## TASK BRIEF
Pick out the lines in the listing below that contain the word "JSON" and copy them.

[Begin WORKING DATA]

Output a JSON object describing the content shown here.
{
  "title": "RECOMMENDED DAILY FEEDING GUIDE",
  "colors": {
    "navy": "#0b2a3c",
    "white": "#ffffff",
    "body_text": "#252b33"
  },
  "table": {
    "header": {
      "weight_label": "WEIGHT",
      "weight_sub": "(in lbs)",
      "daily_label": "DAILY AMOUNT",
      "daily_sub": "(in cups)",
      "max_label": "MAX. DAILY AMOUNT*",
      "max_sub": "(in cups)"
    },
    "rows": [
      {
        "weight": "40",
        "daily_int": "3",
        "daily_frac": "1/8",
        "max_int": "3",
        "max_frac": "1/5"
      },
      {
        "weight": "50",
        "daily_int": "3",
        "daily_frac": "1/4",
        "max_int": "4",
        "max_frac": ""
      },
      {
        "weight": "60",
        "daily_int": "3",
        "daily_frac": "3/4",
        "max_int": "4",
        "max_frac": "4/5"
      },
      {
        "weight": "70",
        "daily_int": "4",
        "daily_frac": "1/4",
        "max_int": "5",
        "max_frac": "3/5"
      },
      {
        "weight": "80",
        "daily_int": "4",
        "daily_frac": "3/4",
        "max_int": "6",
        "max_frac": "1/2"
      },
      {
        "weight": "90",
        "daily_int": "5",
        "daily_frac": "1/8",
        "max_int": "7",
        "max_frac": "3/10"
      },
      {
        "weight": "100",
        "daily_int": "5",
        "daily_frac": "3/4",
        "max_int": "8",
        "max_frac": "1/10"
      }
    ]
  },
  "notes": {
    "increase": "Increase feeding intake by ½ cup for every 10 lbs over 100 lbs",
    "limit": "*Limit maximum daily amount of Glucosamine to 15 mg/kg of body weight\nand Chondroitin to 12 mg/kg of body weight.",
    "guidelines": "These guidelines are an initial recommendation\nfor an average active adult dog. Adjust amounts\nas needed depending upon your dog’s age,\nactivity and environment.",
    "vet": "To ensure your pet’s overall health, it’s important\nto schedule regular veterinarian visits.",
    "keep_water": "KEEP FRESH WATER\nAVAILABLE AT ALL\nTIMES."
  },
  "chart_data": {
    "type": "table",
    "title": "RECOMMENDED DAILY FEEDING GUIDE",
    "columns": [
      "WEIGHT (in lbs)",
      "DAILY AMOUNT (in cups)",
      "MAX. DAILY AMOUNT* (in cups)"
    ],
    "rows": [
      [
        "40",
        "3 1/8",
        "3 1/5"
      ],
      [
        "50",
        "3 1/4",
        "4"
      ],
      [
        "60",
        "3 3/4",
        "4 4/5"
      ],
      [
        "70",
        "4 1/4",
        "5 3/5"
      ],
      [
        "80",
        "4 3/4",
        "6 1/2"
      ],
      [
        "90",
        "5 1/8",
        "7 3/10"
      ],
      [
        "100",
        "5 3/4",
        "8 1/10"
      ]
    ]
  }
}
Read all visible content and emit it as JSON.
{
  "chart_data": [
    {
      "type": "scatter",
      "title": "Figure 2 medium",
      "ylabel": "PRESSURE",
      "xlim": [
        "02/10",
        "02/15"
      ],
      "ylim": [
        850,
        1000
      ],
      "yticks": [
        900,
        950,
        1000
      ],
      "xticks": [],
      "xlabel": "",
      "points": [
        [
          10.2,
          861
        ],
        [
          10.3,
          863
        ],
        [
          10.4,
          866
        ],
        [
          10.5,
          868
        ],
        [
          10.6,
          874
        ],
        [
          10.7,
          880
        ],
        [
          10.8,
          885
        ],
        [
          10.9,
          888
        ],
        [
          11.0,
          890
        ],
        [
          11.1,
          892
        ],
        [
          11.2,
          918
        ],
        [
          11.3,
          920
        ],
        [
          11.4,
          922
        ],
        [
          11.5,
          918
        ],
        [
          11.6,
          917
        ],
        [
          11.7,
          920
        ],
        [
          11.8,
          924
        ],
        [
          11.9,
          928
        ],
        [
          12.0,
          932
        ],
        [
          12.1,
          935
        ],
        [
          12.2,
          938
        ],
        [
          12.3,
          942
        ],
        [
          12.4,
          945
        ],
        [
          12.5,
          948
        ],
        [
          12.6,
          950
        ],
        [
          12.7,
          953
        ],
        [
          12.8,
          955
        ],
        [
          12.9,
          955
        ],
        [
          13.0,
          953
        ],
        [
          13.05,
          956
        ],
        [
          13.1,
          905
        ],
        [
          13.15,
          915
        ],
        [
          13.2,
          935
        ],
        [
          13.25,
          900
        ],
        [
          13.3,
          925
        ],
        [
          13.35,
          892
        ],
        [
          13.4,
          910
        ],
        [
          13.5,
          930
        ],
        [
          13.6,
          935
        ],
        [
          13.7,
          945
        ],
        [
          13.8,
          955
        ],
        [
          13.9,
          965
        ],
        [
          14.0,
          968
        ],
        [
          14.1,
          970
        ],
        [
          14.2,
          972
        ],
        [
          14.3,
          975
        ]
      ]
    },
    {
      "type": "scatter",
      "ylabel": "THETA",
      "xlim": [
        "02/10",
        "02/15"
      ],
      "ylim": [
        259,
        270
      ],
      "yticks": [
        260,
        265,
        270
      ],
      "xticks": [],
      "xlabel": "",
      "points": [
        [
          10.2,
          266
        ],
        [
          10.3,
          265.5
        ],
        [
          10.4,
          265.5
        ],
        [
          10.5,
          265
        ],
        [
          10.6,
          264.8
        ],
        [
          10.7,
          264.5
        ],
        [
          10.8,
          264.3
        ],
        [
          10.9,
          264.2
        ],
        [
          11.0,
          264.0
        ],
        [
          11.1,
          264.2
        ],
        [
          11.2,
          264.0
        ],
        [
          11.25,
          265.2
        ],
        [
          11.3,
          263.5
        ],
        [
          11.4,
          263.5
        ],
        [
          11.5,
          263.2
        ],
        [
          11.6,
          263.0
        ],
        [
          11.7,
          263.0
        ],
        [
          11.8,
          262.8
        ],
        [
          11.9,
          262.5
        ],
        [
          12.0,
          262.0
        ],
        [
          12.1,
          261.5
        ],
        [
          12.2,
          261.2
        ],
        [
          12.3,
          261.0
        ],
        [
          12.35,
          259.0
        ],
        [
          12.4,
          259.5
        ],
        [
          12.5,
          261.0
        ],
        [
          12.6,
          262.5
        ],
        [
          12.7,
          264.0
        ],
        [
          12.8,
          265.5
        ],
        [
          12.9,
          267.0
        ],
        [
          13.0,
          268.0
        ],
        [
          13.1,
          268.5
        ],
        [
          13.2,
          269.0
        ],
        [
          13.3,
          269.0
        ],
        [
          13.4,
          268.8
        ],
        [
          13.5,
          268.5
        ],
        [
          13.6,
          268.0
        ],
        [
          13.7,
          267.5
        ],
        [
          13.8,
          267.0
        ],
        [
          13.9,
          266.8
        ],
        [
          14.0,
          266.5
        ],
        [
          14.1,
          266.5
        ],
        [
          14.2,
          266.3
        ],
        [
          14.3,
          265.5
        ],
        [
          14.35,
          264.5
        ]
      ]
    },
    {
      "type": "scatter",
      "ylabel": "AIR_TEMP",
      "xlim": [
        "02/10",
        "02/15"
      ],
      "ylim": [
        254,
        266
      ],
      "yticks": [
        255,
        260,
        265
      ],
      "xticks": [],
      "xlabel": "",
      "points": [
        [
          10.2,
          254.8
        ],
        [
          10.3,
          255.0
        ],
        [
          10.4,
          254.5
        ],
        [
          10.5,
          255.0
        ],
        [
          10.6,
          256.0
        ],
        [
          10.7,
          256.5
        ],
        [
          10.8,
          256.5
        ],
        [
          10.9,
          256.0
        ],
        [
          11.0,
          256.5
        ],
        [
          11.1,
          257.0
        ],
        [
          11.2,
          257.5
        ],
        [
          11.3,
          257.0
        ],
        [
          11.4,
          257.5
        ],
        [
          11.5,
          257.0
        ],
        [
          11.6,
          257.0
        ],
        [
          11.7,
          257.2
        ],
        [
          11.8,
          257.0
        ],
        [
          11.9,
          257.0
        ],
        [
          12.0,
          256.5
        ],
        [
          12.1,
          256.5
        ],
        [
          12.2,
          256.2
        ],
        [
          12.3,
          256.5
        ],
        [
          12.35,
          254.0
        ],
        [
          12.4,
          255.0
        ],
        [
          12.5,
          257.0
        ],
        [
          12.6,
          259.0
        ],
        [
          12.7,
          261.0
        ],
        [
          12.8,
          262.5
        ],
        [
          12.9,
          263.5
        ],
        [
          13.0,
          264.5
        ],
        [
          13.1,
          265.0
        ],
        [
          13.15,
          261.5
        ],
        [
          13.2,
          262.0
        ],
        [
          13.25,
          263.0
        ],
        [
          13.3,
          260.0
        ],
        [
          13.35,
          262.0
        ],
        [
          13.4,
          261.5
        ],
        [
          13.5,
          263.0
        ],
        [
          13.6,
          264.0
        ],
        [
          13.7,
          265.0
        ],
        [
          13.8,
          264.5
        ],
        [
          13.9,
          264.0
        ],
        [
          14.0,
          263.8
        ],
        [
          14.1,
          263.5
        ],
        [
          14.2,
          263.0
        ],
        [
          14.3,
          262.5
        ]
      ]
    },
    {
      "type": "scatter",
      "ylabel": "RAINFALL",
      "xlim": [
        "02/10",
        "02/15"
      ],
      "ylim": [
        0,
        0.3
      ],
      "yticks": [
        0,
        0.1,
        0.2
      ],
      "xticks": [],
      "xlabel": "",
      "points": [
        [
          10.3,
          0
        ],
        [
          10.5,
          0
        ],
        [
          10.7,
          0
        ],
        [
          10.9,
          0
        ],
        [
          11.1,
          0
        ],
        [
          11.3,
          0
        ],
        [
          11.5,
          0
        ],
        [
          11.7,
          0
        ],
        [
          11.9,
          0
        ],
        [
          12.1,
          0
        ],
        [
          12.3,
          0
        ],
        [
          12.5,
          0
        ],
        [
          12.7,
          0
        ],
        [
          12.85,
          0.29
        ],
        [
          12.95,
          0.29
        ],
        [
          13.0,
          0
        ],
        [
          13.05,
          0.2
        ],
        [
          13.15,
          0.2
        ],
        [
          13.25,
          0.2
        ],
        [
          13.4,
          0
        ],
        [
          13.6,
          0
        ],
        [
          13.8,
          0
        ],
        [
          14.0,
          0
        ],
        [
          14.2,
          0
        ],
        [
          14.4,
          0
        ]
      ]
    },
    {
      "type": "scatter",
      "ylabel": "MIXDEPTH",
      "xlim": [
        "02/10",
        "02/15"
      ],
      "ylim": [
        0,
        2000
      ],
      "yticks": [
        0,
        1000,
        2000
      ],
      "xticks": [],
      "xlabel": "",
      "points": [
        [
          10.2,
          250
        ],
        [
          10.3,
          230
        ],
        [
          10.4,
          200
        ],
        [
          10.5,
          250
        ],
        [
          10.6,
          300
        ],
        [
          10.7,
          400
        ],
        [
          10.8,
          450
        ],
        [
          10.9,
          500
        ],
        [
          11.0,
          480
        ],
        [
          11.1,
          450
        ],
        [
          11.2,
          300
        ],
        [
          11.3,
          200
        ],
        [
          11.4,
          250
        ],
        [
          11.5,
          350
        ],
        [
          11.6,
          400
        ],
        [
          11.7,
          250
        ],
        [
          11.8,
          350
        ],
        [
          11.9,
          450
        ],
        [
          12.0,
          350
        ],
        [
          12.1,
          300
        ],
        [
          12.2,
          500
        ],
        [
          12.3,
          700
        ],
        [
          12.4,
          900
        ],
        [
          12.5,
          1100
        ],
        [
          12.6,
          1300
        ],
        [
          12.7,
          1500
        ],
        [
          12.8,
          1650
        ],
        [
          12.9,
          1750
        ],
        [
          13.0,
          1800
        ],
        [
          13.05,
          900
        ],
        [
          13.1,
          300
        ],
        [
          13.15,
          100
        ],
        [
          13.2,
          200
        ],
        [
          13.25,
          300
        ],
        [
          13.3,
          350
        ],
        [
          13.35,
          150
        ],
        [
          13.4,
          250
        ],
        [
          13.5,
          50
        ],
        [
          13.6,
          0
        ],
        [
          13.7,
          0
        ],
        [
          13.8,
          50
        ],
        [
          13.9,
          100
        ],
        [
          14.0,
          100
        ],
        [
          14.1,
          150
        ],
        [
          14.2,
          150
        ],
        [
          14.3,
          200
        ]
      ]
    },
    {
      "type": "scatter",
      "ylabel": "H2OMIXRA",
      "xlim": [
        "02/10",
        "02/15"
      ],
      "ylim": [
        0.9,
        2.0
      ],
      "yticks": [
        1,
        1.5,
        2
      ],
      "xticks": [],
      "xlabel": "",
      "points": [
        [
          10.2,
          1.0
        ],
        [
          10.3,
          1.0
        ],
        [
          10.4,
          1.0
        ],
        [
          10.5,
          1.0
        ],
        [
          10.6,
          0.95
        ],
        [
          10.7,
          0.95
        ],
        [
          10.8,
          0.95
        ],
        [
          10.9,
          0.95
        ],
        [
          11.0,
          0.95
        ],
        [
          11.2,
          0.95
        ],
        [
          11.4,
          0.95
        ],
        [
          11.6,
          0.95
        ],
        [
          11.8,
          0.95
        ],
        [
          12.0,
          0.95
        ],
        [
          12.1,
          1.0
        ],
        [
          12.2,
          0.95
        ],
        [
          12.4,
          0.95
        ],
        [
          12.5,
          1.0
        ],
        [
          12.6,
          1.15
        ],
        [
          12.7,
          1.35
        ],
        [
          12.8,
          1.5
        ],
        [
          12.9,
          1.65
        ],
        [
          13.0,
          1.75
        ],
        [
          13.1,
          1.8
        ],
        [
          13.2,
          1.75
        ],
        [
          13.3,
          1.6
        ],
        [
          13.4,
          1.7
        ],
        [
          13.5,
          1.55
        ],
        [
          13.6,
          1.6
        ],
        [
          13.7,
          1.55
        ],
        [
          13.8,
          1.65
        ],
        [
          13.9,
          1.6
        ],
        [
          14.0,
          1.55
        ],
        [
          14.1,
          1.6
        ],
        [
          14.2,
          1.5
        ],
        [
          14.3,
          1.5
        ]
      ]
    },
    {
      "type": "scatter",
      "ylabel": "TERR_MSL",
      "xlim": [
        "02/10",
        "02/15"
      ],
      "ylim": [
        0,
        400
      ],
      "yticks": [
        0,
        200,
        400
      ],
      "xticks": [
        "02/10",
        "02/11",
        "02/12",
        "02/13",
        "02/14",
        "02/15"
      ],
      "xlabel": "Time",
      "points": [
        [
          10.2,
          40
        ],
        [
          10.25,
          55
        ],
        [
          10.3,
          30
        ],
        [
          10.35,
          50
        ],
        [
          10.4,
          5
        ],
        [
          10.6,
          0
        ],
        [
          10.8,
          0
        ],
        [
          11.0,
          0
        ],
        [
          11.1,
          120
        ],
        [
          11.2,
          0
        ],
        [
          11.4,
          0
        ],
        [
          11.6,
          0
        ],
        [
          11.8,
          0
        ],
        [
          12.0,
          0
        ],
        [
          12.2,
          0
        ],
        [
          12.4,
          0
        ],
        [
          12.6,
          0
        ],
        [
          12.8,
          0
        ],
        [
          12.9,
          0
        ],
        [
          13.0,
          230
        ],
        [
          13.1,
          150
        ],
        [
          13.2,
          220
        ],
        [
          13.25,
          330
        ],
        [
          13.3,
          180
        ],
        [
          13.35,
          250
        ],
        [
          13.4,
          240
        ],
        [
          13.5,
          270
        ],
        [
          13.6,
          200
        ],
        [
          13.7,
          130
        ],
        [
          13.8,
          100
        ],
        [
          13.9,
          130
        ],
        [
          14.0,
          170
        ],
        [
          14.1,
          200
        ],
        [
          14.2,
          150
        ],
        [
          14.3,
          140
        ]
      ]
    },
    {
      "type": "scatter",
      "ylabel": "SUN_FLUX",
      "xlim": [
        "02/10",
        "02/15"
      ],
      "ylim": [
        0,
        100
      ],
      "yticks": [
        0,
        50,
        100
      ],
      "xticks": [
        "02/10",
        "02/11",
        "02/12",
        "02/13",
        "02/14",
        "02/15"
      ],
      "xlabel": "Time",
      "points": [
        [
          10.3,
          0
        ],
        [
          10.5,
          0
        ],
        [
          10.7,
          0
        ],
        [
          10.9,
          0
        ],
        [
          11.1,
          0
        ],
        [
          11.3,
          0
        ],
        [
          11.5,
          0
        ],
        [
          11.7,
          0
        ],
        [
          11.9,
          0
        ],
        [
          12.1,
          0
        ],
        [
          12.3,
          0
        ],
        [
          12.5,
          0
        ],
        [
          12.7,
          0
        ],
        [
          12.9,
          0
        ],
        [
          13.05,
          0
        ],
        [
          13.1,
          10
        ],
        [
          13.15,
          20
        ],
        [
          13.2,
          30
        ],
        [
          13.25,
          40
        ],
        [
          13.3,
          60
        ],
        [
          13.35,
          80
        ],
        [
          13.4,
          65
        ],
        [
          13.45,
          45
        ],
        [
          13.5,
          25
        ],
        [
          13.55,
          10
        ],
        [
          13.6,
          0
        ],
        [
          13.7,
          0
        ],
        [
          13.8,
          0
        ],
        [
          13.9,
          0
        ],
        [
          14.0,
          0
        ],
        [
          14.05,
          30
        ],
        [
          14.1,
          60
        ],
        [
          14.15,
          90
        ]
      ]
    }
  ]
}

[End WORKING DATA]

## EXPECTED OUTPUT
Output a JSON object describing the content shown here.
Read all visible content and emit it as JSON.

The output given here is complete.